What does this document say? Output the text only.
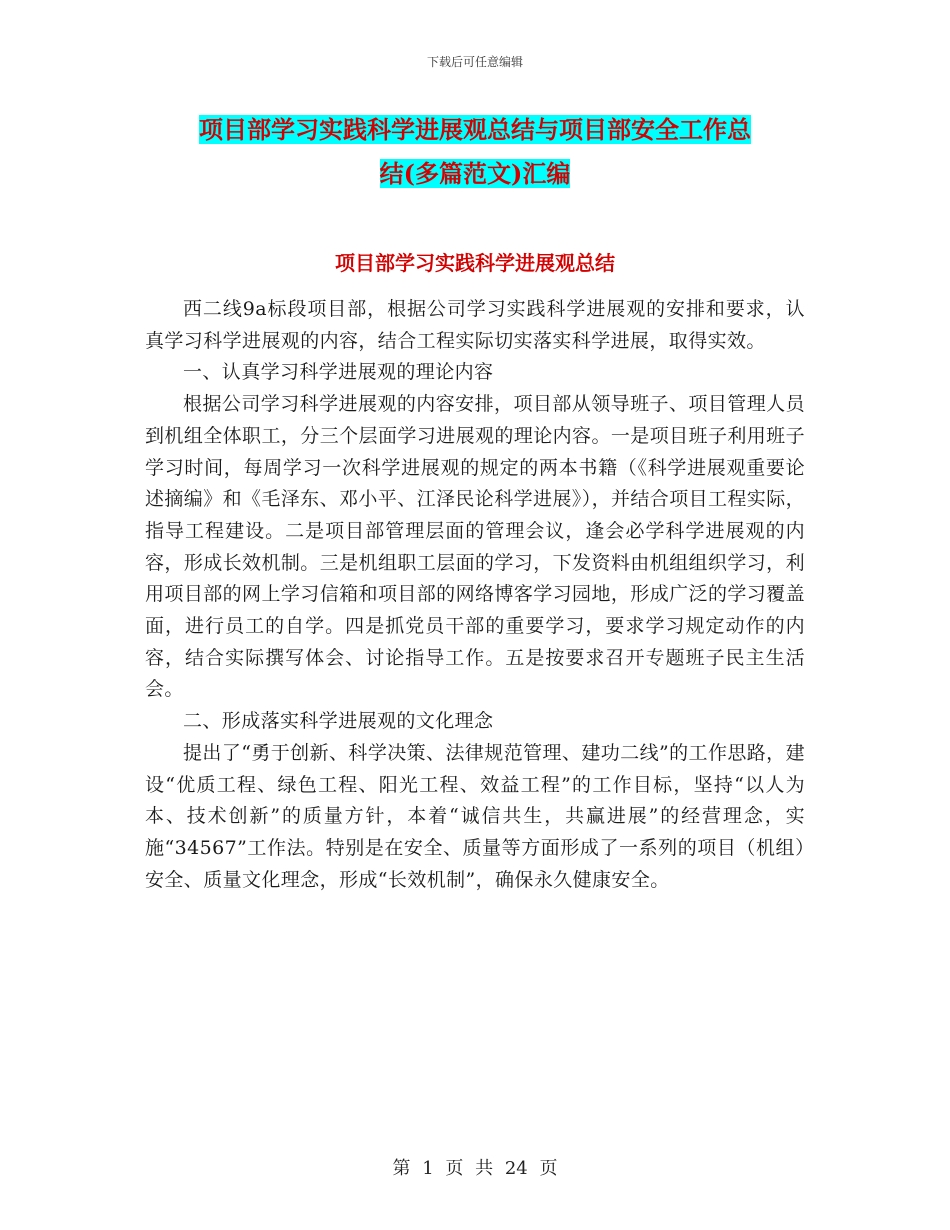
下载后可任意编辑
项目部学习实践科学进展观总结与项目部安全工作总
结(多篇范文)汇编
项目部学习实践科学进展观总结

西二线9a标段项目部，根据公司学习实践科学进展观的安排和要求，认真学习科学进展观的内容，结合工程实际切实落实科学进展，取得实效。

一、认真学习科学进展观的理论内容

根据公司学习科学进展观的内容安排，项目部从领导班子、项目管理人员到机组全体职工，分三个层面学习进展观的理论内容。一是项目班子利用班子学习时间，每周学习一次科学进展观的规定的两本书籍（《科学进展观重要论述摘编》和《毛泽东、邓小平、江泽民论科学进展》），并结合项目工程实际，指导工程建设。二是项目部管理层面的管理会议，逢会必学科学进展观的内容，形成长效机制。三是机组职工层面的学习，下发资料由机组组织学习，利用项目部的网上学习信箱和项目部的网络博客学习园地，形成广泛的学习覆盖面，进行员工的自学。四是抓党员干部的重要学习，要求学习规定动作的内容，结合实际撰写体会、讨论指导工作。五是按要求召开专题班子民主生活会。

二、形成落实科学进展观的文化理念

提出了“勇于创新、科学决策、法律规范管理、建功二线”的工作思路，建设“优质工程、绿色工程、阳光工程、效益工程”的工作目标，坚持“以人为本、技术创新”的质量方针，本着“诚信共生，共赢进展”的经营理念，实施“34567”工作法。特别是在安全、质量等方面形成了一系列的项目（机组）安全、质量文化理念，形成“长效机制”，确保永久健康安全。

第 1 页 共 24 页
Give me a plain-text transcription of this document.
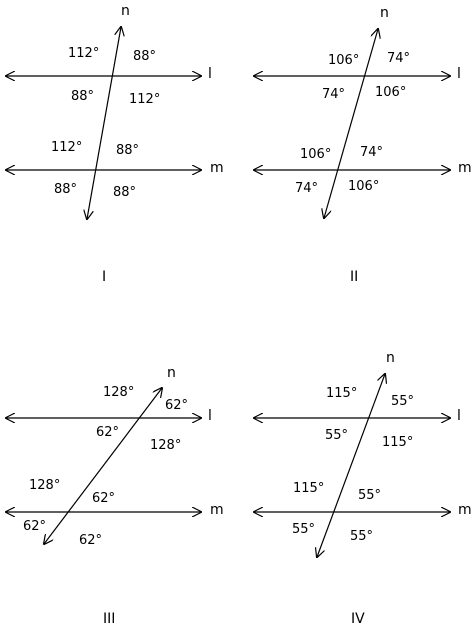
n
l
m
112°	88°
88°	112°
112°	88°
88°	88°
I
n
l
m
106° 74°
74° 106°
106° 74°
74° 106°
II
n
l
m
128°
62°
62°
128°
128°
62°
62°
62°
III
n
l
m
115°
55°
55°	115°
115°	55°
55°	55°
IV
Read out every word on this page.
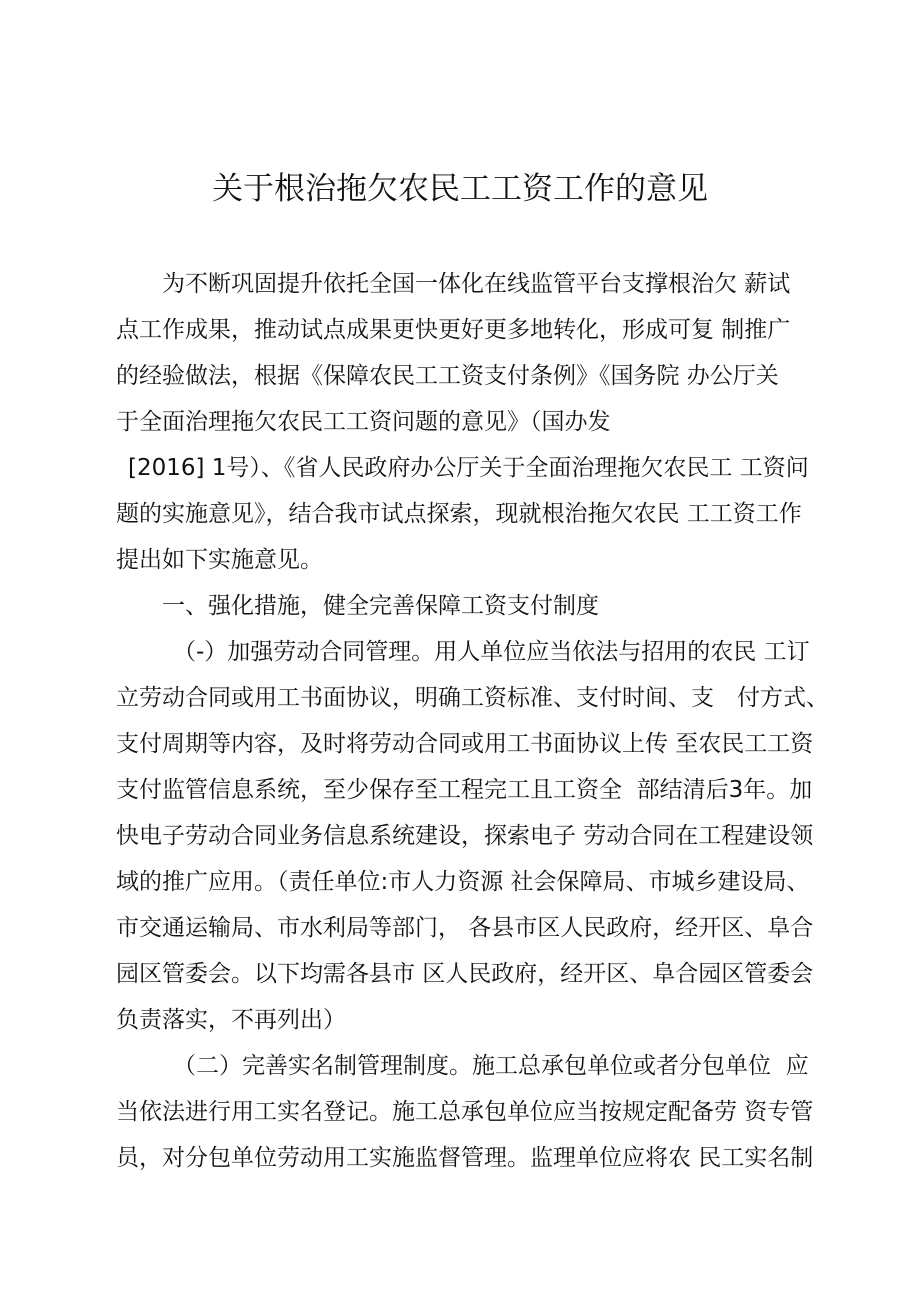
关于根治拖欠农民工工资工作的意见
为不断巩固提升依托全国一体化在线监管平台支撑根治欠 薪试
点工作成果，推动试点成果更快更好更多地转化，形成可复 制推广
的经验做法，根据《保障农民工工资支付条例》《国务院 办公厅关
于全面治理拖欠农民工工资问题的意见》（国办发
[2016] 1号）、《省人民政府办公厅关于全面治理拖欠农民工 工资问
题的实施意见》，结合我市试点探索，现就根治拖欠农民 工工资工作
提出如下实施意见。
一、强化措施，健全完善保障工资支付制度
（-）加强劳动合同管理。用人单位应当依法与招用的农民 工订
立劳动合同或用工书面协议，明确工资标准、支付时间、支　付方式、
支付周期等内容，及时将劳动合同或用工书面协议上传 至农民工工资
支付监管信息系统，至少保存至工程完工且工资全  部结清后3年。加
快电子劳动合同业务信息系统建设，探索电子 劳动合同在工程建设领
域的推广应用。（责任单位:市人力资源 社会保障局、市城乡建设局、
市交通运输局、市水利局等部门， 各县市区人民政府，经开区、阜合
园区管委会。以下均需各县市 区人民政府，经开区、阜合园区管委会
负责落实，不再列出）
（二）完善实名制管理制度。施工总承包单位或者分包单位  应
当依法进行用工实名登记。施工总承包单位应当按规定配备劳 资专管
员，对分包单位劳动用工实施监督管理。监理单位应将农 民工实名制
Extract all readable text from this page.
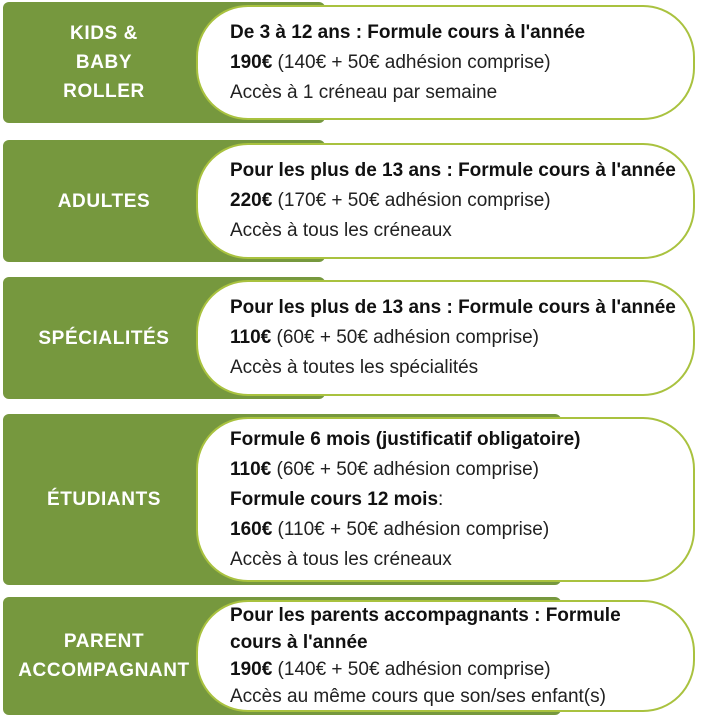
KIDS &
BABY
ROLLER
De 3 à 12 ans : Formule cours à l'année
190€ (140€ + 50€ adhésion comprise)
Accès à 1 créneau par semaine
ADULTES
Pour les plus de 13 ans : Formule cours à l'année
220€ (170€ + 50€ adhésion comprise)
Accès à tous les créneaux
SPÉCIALITÉS
Pour les plus de 13 ans : Formule cours à l'année
110€ (60€ + 50€ adhésion comprise)
Accès à toutes les spécialités
ÉTUDIANTS
Formule 6 mois (justificatif obligatoire)
110€ (60€ + 50€ adhésion comprise)
Formule cours 12 mois:
160€ (110€ + 50€ adhésion comprise)
Accès à tous les créneaux
PARENT
ACCOMPAGNANT
Pour les parents accompagnants : Formule
cours à l'année
190€ (140€ + 50€ adhésion comprise)
Accès au même cours que son/ses enfant(s)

Directive — Pictures in the records above are left out; print everything else exactly as written.

Answer to the exercise —
What does this document say? Output the text only.
下载后可任意编辑
项目部学习实践科学进展观总结与项目部安全工作总
结(多篇范文)汇编
项目部学习实践科学进展观总结

西二线9a标段项目部，根据公司学习实践科学进展观的安排和要求，认真学习科学进展观的内容，结合工程实际切实落实科学进展，取得实效。

一、认真学习科学进展观的理论内容

根据公司学习科学进展观的内容安排，项目部从领导班子、项目管理人员到机组全体职工，分三个层面学习进展观的理论内容。一是项目班子利用班子学习时间，每周学习一次科学进展观的规定的两本书籍（《科学进展观重要论述摘编》和《毛泽东、邓小平、江泽民论科学进展》），并结合项目工程实际，指导工程建设。二是项目部管理层面的管理会议，逢会必学科学进展观的内容，形成长效机制。三是机组职工层面的学习，下发资料由机组组织学习，利用项目部的网上学习信箱和项目部的网络博客学习园地，形成广泛的学习覆盖面，进行员工的自学。四是抓党员干部的重要学习，要求学习规定动作的内容，结合实际撰写体会、讨论指导工作。五是按要求召开专题班子民主生活会。

二、形成落实科学进展观的文化理念

提出了“勇于创新、科学决策、法律规范管理、建功二线”的工作思路，建设“优质工程、绿色工程、阳光工程、效益工程”的工作目标，坚持“以人为本、技术创新”的质量方针，本着“诚信共生，共赢进展”的经营理念，实施“34567”工作法。特别是在安全、质量等方面形成了一系列的项目（机组）安全、质量文化理念，形成“长效机制”，确保永久健康安全。

第 1 页 共 24 页
Give me a plain-text transcription of this document.
n
l
m
112°	88°
88°	112°
112°	88°
88°	88°
I
n
l
m
106° 74°
74° 106°
106° 74°
74° 106°
II
n
l
m
128°
62°
62°
128°
128°
62°
62°
62°
III
n
l
m
115°
55°
55°	115°
115°	55°
55°	55°
IV
Read out every word on this page.
关于根治拖欠农民工工资工作的意见
为不断巩固提升依托全国一体化在线监管平台支撑根治欠 薪试
点工作成果，推动试点成果更快更好更多地转化，形成可复 制推广
的经验做法，根据《保障农民工工资支付条例》《国务院 办公厅关
于全面治理拖欠农民工工资问题的意见》（国办发
[2016] 1号）、《省人民政府办公厅关于全面治理拖欠农民工 工资问
题的实施意见》，结合我市试点探索，现就根治拖欠农民 工工资工作
提出如下实施意见。
一、强化措施，健全完善保障工资支付制度
（-）加强劳动合同管理。用人单位应当依法与招用的农民 工订
立劳动合同或用工书面协议，明确工资标准、支付时间、支　付方式、
支付周期等内容，及时将劳动合同或用工书面协议上传 至农民工工资
支付监管信息系统，至少保存至工程完工且工资全  部结清后3年。加
快电子劳动合同业务信息系统建设，探索电子 劳动合同在工程建设领
域的推广应用。（责任单位:市人力资源 社会保障局、市城乡建设局、
市交通运输局、市水利局等部门， 各县市区人民政府，经开区、阜合
园区管委会。以下均需各县市 区人民政府，经开区、阜合园区管委会
负责落实，不再列出）
（二）完善实名制管理制度。施工总承包单位或者分包单位  应
当依法进行用工实名登记。施工总承包单位应当按规定配备劳 资专管
员，对分包单位劳动用工实施监督管理。监理单位应将农 民工实名制
Extract all readable text from this page.
KIDS &
BABY
ROLLER
De 3 à 12 ans : Formule cours à l'année
190€ (140€ + 50€ adhésion comprise)
Accès à 1 créneau par semaine
ADULTES
Pour les plus de 13 ans : Formule cours à l'année
220€ (170€ + 50€ adhésion comprise)
Accès à tous les créneaux
SPÉCIALITÉS
Pour les plus de 13 ans : Formule cours à l'année
110€ (60€ + 50€ adhésion comprise)
Accès à toutes les spécialités
ÉTUDIANTS
Formule 6 mois (justificatif obligatoire)
110€ (60€ + 50€ adhésion comprise)
Formule cours 12 mois:
160€ (110€ + 50€ adhésion comprise)
Accès à tous les créneaux
PARENT
ACCOMPAGNANT
Pour les parents accompagnants : Formule
cours à l'année
190€ (140€ + 50€ adhésion comprise)
Accès au même cours que son/ses enfant(s)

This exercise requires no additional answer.